▶ **Objetivos**
(1) Reescribe como lista numerada las filas, desde la primera hasta la que contiene "reply-arrow-icon bbox=[336, 482, 348, 491]", ambas incluidas, sin dejar líneas en blanco.
(2) Continúa el texto sobre los estratos de Internet a partir de su última oración.

▶ **Bloque de texto**
"""

Los estratos de Internet

Luís Ángel Fernández Hermana - @luisangelfh
10 julio, 2018
Editorial: 217
Fecha de publicación original: 30 mayo, 2000

Más discurre un enamorado que cien abogados

Como en la paleontología, hay muchas maneras de descifrar los estratos de Internet, sobre todo los acumulados en los últimos cinco años desde que la web se popularizó y el pantano digital se vio desbordado por la actividad de numerosas especies. Uno de los métodos es «Dime quién está en el auditorio y te diré el año». Los cambios en la composición social de los asistentes a cursos, conferencias y seminarios dedicados a la Red en España, sobre todo los de pago, son un indicador fiable, posiblemente el más fiable, para datar Internet. Ahora nos encontramos en un período particularmente difícil y espinoso. Después de fiar los asuntos de la Red a otras instancias de sus empresas tradicionales, los auditorios y aulas comienzan a llenarse de directivos con responsabilidad, directores generales de diferentes departamentos con peso decisivo en el proceso de toma de decisiones. Junto a ellos, aunque no necesariamente revueltos, los directivos de las empresas de Internet o, mejor dicho, con un proyecto de empresa de Internet en la billetera y un plan de negocios en la mente. Esto es el año 2.000.

"""

▶ **Material extraído**
"""

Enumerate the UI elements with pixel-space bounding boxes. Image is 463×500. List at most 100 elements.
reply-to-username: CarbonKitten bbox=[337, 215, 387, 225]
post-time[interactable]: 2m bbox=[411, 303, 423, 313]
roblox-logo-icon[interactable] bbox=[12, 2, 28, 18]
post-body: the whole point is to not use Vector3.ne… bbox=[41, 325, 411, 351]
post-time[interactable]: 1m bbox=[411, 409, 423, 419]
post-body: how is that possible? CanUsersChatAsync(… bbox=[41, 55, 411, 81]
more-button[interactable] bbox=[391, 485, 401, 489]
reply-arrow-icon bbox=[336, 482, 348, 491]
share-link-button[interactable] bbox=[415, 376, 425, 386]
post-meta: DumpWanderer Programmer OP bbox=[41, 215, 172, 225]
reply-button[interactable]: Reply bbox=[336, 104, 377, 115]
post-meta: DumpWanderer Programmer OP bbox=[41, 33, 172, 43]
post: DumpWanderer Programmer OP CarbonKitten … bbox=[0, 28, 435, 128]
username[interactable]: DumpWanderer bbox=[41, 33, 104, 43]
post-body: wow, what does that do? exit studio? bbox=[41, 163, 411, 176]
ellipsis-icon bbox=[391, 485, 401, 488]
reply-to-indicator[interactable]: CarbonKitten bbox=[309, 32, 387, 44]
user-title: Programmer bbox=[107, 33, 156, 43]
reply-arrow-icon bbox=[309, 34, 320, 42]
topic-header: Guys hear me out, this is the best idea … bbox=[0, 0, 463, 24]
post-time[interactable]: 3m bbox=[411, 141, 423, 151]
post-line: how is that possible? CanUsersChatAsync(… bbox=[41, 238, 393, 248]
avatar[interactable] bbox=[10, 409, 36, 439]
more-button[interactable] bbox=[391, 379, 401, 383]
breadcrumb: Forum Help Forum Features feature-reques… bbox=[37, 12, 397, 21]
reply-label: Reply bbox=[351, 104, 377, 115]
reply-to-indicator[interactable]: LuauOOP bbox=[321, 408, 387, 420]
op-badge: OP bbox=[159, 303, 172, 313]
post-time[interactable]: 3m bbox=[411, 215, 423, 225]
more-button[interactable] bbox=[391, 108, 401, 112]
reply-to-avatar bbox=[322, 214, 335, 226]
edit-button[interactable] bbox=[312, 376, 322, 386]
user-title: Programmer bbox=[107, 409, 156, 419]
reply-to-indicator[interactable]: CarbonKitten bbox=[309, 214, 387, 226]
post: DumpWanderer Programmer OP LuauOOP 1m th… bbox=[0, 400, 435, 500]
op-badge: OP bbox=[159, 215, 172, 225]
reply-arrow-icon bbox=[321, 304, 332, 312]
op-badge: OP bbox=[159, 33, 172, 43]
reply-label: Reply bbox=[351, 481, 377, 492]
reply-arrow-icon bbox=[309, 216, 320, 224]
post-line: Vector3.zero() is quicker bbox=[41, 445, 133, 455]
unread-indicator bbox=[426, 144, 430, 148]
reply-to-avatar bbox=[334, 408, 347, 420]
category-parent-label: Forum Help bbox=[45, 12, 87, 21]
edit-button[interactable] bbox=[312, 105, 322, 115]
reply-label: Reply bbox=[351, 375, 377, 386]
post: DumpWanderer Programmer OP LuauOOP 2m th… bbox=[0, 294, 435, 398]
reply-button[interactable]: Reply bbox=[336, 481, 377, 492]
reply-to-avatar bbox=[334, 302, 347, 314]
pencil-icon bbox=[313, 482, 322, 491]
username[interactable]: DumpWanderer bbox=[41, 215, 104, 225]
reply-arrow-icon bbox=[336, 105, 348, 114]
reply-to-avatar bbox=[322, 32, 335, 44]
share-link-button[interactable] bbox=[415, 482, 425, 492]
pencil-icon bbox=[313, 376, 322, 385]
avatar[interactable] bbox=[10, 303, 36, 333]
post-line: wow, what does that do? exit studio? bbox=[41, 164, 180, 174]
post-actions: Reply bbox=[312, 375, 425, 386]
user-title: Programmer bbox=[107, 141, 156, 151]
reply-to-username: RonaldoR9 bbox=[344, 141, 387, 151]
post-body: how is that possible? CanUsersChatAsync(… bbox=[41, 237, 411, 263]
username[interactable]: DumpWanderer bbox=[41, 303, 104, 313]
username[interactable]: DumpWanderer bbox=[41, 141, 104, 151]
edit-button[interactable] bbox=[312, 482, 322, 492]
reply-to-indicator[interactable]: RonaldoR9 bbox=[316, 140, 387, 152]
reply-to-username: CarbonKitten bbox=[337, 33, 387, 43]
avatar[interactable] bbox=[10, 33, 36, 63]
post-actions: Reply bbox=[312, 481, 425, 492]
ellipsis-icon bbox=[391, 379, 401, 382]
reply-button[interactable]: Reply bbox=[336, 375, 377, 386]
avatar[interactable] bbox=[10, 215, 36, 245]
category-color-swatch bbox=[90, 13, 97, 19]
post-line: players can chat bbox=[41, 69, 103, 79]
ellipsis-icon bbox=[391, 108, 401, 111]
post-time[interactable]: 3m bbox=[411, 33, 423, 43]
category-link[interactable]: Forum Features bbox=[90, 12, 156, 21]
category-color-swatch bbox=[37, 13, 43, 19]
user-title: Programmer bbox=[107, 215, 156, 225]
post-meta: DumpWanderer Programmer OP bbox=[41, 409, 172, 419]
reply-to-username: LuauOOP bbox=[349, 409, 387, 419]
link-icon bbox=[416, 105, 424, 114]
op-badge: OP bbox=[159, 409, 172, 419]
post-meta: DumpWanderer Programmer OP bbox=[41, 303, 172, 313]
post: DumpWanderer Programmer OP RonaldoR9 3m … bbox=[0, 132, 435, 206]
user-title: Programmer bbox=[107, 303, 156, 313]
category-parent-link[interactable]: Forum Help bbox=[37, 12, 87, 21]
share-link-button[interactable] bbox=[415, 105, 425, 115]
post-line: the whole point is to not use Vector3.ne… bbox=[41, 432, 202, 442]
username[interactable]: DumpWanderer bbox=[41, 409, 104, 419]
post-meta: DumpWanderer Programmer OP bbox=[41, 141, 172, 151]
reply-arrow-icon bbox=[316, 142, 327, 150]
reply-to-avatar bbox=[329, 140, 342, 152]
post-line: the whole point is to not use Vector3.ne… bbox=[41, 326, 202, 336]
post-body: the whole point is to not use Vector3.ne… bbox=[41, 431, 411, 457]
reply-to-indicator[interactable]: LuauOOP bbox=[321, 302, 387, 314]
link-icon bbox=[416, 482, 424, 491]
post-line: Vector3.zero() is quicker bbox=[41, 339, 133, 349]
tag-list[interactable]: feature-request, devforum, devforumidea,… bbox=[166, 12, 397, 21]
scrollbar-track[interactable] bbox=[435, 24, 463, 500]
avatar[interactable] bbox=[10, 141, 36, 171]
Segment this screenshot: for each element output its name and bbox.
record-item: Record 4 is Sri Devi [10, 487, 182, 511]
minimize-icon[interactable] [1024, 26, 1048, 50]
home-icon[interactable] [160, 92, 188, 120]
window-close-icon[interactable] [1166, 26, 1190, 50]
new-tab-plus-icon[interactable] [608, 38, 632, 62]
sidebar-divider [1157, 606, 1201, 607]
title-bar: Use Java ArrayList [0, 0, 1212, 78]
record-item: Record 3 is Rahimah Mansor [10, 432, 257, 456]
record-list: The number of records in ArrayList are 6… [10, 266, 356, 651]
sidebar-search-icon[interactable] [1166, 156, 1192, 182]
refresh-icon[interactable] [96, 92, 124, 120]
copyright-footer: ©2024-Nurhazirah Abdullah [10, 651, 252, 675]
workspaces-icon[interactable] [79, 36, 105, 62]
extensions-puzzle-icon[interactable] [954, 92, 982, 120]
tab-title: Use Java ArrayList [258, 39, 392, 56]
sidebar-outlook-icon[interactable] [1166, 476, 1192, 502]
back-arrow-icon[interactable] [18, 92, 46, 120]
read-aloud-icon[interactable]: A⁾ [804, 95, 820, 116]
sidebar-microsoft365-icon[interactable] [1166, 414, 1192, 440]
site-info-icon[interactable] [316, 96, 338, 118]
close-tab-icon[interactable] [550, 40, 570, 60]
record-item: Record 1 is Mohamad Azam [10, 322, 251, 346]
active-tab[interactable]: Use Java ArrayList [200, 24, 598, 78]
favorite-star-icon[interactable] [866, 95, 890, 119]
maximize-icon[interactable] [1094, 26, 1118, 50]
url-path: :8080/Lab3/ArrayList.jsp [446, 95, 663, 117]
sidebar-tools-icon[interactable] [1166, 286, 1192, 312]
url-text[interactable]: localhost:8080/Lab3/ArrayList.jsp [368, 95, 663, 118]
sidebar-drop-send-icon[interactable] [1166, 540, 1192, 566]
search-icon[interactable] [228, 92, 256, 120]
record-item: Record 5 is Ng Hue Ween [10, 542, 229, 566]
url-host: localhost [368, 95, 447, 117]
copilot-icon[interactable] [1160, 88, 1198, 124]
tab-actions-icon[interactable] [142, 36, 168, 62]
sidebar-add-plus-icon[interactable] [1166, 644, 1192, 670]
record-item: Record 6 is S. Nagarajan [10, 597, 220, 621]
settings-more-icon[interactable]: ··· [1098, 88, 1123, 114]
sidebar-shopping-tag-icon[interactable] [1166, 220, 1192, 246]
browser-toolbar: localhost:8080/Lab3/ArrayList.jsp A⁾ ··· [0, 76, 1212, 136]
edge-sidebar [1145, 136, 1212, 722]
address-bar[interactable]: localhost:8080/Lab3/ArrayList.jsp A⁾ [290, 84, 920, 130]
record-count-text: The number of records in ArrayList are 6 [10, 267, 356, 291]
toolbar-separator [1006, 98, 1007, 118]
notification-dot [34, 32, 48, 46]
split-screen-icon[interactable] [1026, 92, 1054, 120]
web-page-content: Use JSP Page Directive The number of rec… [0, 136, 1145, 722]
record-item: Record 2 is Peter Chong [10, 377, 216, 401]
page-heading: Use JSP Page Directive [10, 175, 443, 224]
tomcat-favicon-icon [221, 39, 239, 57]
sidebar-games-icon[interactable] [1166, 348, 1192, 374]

"""

▶ **Respuestas dadas**
(1)
1. Enumerate the UI elements with pixel-space bounding boxes. Image is 463×500. List at most 100 elements.
2. reply-to-username: CarbonKitten bbox=[337, 215, 387, 225]
3. post-time[interactable]: 2m bbox=[411, 303, 423, 313]
4. roblox-logo-icon[interactable] bbox=[12, 2, 28, 18]
5. post-body: the whole point is to not use Vector3.ne… bbox=[41, 325, 411, 351]
6. post-time[interactable]: 1m bbox=[411, 409, 423, 419]
7. post-body: how is that possible? CanUsersChatAsync(… bbox=[41, 55, 411, 81]
8. more-button[interactable] bbox=[391, 485, 401, 489]
9. reply-arrow-icon bbox=[336, 482, 348, 491]

(2)
Pero regresemos al principio, a las inmediaciones de 1996. En aquella época, que denominaremos |A|, muchos de los cursos y conferencias eran gratis. Asistían interesados en esta novedad que se llamaba Internet (a duras penas se abría paso el concepto de la Sociedad de la Información), pioneros, tecnoaventureros, emprendedores en potencia, investigadores e innovadores impenitentes. Había poca empresa del mundo real y las virtuales o se dedicaban a hacer páginas web o suministraban acceso a la Red.

Un año después, el estrato |B| comenzó a llenarse de aquellos emprendedores en potencia que cuajaban como emprendedores noveles y novatos, mas los curiosos, los innovadores y, por supuesto, los tecnoaventureros del período anterior. Por allá al fondo asomaron la cabeza los técnicos e informáticos de algunas empresas: alguien había dicho que «En esto de Internet hay que estar» y quién mejor que un técnico para saber de qué iba la cosa. A ellos les tocó tragarse cursos de todo tipo, desde HTML hasta «Las ventajas de la usabilidad en la confección de una web con punto de ganchillo al biés y dobladillo sin pespunte». Por suerte para ellos, pronto llegó el estrato |C|, allá por 1998, más o menos. Al toque de arrebato del comercio electrónico las pupilas comenzaron a dilatarse. ¿Dinero, hay dinero en Internet, dónde está el dinero en Internet? El informático de turno comenzó a ser sustituido por alguien de marketing, quien, por lo general, no entendía muy bien de dónde venían –ni para dónde iban– esos emprendedores con empresas digitales de nombres estrafalarios.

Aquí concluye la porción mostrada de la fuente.